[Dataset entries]
=======

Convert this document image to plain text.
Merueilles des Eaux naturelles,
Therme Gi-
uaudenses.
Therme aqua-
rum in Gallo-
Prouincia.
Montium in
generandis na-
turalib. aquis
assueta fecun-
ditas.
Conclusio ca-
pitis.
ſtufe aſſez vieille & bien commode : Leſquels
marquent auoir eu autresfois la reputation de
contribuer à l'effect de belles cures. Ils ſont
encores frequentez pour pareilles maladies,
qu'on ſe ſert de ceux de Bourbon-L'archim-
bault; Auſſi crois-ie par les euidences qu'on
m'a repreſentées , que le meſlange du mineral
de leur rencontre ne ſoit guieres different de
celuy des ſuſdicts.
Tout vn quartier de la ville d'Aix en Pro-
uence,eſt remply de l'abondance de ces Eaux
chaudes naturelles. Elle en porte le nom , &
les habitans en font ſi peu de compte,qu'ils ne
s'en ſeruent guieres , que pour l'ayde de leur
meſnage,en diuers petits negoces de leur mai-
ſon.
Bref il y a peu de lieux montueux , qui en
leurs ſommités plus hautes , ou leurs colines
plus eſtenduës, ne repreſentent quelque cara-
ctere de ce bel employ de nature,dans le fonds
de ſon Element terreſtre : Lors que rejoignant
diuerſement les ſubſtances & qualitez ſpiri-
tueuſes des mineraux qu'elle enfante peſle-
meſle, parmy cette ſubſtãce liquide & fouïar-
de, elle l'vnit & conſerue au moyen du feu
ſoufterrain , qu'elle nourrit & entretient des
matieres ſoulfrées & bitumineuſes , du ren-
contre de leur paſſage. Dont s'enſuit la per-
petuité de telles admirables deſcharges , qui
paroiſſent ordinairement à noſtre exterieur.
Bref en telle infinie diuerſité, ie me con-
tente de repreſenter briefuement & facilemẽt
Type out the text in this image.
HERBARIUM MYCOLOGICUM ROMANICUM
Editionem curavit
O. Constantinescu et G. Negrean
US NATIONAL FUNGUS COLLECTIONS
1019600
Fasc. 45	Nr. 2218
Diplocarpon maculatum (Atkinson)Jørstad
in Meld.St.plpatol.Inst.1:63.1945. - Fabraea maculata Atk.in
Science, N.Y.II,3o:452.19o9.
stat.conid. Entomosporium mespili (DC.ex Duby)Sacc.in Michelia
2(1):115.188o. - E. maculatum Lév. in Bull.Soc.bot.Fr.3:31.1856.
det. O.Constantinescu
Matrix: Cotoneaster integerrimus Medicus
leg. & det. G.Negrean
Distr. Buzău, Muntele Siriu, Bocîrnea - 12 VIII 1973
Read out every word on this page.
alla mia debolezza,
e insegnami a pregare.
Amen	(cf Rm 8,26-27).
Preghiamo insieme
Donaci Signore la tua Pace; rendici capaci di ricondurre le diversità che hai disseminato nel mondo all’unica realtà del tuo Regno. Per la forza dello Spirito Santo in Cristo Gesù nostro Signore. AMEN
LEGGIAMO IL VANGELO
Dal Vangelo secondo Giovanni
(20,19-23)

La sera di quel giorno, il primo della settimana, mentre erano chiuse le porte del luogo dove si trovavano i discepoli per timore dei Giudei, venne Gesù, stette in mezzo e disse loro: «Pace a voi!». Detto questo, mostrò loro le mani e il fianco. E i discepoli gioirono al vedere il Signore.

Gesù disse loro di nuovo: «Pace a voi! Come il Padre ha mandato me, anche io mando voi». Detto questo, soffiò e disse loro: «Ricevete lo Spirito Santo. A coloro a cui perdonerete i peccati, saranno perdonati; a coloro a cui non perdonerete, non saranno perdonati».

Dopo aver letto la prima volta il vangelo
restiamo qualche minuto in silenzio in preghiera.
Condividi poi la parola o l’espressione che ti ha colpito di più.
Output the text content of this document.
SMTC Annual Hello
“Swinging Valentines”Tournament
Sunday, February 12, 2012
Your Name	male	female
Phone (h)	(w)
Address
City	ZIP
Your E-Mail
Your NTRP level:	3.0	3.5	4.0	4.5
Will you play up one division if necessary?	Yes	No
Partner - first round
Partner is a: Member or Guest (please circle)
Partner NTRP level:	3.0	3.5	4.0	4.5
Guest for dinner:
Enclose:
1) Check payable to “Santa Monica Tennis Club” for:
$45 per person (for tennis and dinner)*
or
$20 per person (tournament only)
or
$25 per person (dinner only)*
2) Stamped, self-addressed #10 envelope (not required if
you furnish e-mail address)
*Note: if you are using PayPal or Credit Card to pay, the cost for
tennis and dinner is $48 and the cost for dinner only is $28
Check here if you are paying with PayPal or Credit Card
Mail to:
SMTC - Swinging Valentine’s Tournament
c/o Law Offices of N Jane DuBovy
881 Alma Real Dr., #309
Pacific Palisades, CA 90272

=======

REQUIRED WORK: Produce a verbatim transcription of the entries above.

EXERCISE RESULT:
Convert this document image to plain text.
Merueilles des Eaux naturelles,
Therme Gi-
uaudenses.
Therme aqua-
rum in Gallo-
Prouincia.
Montium in
generandis na-
turalib. aquis
assueta fecun-
ditas.
Conclusio ca-
pitis.
ſtufe aſſez vieille & bien commode : Leſquels
marquent auoir eu autresfois la reputation de
contribuer à l'effect de belles cures. Ils ſont
encores frequentez pour pareilles maladies,
qu'on ſe ſert de ceux de Bourbon-L'archim-
bault; Auſſi crois-ie par les euidences qu'on
m'a repreſentées , que le meſlange du mineral
de leur rencontre ne ſoit guieres different de
celuy des ſuſdicts.
Tout vn quartier de la ville d'Aix en Pro-
uence,eſt remply de l'abondance de ces Eaux
chaudes naturelles. Elle en porte le nom , &
les habitans en font ſi peu de compte,qu'ils ne
s'en ſeruent guieres , que pour l'ayde de leur
meſnage,en diuers petits negoces de leur mai-
ſon.
Bref il y a peu de lieux montueux , qui en
leurs ſommités plus hautes , ou leurs colines
plus eſtenduës, ne repreſentent quelque cara-
ctere de ce bel employ de nature,dans le fonds
de ſon Element terreſtre : Lors que rejoignant
diuerſement les ſubſtances & qualitez ſpiri-
tueuſes des mineraux qu'elle enfante peſle-
meſle, parmy cette ſubſtãce liquide & fouïar-
de, elle l'vnit & conſerue au moyen du feu
ſoufterrain , qu'elle nourrit & entretient des
matieres ſoulfrées & bitumineuſes , du ren-
contre de leur paſſage. Dont s'enſuit la per-
petuité de telles admirables deſcharges , qui
paroiſſent ordinairement à noſtre exterieur.
Bref en telle infinie diuerſité, ie me con-
tente de repreſenter briefuement & facilemẽt
Type out the text in this image.
HERBARIUM MYCOLOGICUM ROMANICUM
Editionem curavit
O. Constantinescu et G. Negrean
US NATIONAL FUNGUS COLLECTIONS
1019600
Fasc. 45	Nr. 2218
Diplocarpon maculatum (Atkinson)Jørstad
in Meld.St.plpatol.Inst.1:63.1945. - Fabraea maculata Atk.in
Science, N.Y.II,3o:452.19o9.
stat.conid. Entomosporium mespili (DC.ex Duby)Sacc.in Michelia
2(1):115.188o. - E. maculatum Lév. in Bull.Soc.bot.Fr.3:31.1856.
det. O.Constantinescu
Matrix: Cotoneaster integerrimus Medicus
leg. & det. G.Negrean
Distr. Buzău, Muntele Siriu, Bocîrnea - 12 VIII 1973
Read out every word on this page.
alla mia debolezza,
e insegnami a pregare.
Amen	(cf Rm 8,26-27).
Preghiamo insieme
Donaci Signore la tua Pace; rendici capaci di ricondurre le diversità che hai disseminato nel mondo all’unica realtà del tuo Regno. Per la forza dello Spirito Santo in Cristo Gesù nostro Signore. AMEN
LEGGIAMO IL VANGELO
Dal Vangelo secondo Giovanni
(20,19-23)

La sera di quel giorno, il primo della settimana, mentre erano chiuse le porte del luogo dove si trovavano i discepoli per timore dei Giudei, venne Gesù, stette in mezzo e disse loro: «Pace a voi!». Detto questo, mostrò loro le mani e il fianco. E i discepoli gioirono al vedere il Signore.

Gesù disse loro di nuovo: «Pace a voi! Come il Padre ha mandato me, anche io mando voi». Detto questo, soffiò e disse loro: «Ricevete lo Spirito Santo. A coloro a cui perdonerete i peccati, saranno perdonati; a coloro a cui non perdonerete, non saranno perdonati».

Dopo aver letto la prima volta il vangelo
restiamo qualche minuto in silenzio in preghiera.
Condividi poi la parola o l’espressione che ti ha colpito di più.
Output the text content of this document.
SMTC Annual Hello
“Swinging Valentines”Tournament
Sunday, February 12, 2012
Your Name	male	female
Phone (h)	(w)
Address
City	ZIP
Your E-Mail
Your NTRP level:	3.0	3.5	4.0	4.5
Will you play up one division if necessary?	Yes	No
Partner - first round
Partner is a: Member or Guest (please circle)
Partner NTRP level:	3.0	3.5	4.0	4.5
Guest for dinner:
Enclose:
1) Check payable to “Santa Monica Tennis Club” for:
$45 per person (for tennis and dinner)*
or
$20 per person (tournament only)
or
$25 per person (dinner only)*
2) Stamped, self-addressed #10 envelope (not required if
you furnish e-mail address)
*Note: if you are using PayPal or Credit Card to pay, the cost for
tennis and dinner is $48 and the cost for dinner only is $28
Check here if you are paying with PayPal or Credit Card
Mail to:
SMTC - Swinging Valentine’s Tournament
c/o Law Offices of N Jane DuBovy
881 Alma Real Dr., #309
Pacific Palisades, CA 90272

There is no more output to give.